**Stated exercise:** Locate every line below that contains the word "title" and copy it.
* Start Data excerpts *
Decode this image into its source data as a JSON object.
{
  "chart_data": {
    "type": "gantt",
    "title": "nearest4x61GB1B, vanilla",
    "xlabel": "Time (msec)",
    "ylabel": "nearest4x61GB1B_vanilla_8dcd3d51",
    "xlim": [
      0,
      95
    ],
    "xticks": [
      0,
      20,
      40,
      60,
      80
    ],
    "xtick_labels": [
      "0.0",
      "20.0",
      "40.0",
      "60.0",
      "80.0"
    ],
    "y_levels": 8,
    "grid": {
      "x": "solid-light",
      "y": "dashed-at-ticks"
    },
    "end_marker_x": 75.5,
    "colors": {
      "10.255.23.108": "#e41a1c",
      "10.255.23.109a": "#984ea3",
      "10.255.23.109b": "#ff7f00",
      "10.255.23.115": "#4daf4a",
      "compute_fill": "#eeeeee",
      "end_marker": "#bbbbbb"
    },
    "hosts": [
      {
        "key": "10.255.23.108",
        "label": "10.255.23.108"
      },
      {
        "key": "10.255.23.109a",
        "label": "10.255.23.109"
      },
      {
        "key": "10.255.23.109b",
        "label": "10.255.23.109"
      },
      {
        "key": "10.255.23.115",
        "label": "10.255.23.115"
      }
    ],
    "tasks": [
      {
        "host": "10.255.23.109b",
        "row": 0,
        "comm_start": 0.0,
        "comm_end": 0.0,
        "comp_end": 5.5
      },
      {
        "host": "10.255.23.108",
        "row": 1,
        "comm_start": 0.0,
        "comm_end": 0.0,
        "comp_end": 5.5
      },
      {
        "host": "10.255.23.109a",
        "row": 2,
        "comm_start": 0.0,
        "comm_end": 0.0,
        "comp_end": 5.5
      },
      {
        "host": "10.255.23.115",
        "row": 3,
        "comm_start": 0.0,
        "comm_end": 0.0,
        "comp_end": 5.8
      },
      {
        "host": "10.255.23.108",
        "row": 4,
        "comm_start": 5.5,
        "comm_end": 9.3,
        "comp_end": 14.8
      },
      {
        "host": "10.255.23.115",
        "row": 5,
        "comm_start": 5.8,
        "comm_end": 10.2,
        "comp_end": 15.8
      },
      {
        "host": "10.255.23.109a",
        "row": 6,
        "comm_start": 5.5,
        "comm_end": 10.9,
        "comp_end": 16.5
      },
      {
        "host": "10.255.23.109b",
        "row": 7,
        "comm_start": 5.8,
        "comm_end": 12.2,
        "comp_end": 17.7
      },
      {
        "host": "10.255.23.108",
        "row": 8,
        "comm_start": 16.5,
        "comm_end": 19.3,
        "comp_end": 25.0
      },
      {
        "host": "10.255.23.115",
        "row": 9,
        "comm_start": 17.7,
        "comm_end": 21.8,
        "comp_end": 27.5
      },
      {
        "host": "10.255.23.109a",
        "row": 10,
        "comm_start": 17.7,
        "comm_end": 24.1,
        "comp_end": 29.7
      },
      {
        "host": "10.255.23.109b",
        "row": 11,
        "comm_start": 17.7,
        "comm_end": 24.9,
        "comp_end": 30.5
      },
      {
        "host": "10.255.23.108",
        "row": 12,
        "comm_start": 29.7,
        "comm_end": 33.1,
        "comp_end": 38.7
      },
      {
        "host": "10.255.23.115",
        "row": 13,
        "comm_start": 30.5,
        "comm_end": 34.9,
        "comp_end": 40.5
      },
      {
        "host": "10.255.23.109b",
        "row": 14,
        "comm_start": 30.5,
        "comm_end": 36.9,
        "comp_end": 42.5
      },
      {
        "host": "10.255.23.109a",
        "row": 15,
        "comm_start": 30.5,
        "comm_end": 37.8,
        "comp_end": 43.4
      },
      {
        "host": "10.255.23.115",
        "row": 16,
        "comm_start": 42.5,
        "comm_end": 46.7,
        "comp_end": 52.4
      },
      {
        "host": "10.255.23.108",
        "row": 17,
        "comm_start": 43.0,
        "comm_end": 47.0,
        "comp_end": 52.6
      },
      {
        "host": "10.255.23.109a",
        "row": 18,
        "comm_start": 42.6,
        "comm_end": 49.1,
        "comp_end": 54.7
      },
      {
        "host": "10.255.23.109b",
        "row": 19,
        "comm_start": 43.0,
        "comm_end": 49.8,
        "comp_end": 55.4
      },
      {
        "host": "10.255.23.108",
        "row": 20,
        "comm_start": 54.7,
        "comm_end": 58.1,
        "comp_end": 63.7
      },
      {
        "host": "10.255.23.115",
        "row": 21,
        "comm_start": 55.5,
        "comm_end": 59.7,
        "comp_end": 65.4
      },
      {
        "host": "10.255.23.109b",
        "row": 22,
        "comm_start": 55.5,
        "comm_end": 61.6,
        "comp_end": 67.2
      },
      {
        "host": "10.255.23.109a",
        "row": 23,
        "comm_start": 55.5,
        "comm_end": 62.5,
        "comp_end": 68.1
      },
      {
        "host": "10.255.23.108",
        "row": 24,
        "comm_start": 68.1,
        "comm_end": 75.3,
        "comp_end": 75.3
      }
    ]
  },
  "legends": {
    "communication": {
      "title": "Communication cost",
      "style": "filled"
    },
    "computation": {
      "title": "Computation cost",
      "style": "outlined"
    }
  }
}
* End Data excerpts *
**Problem solution:**
    "title": "nearest4x61GB1B, vanilla",
      "title": "Communication cost",
      "title": "Computation cost",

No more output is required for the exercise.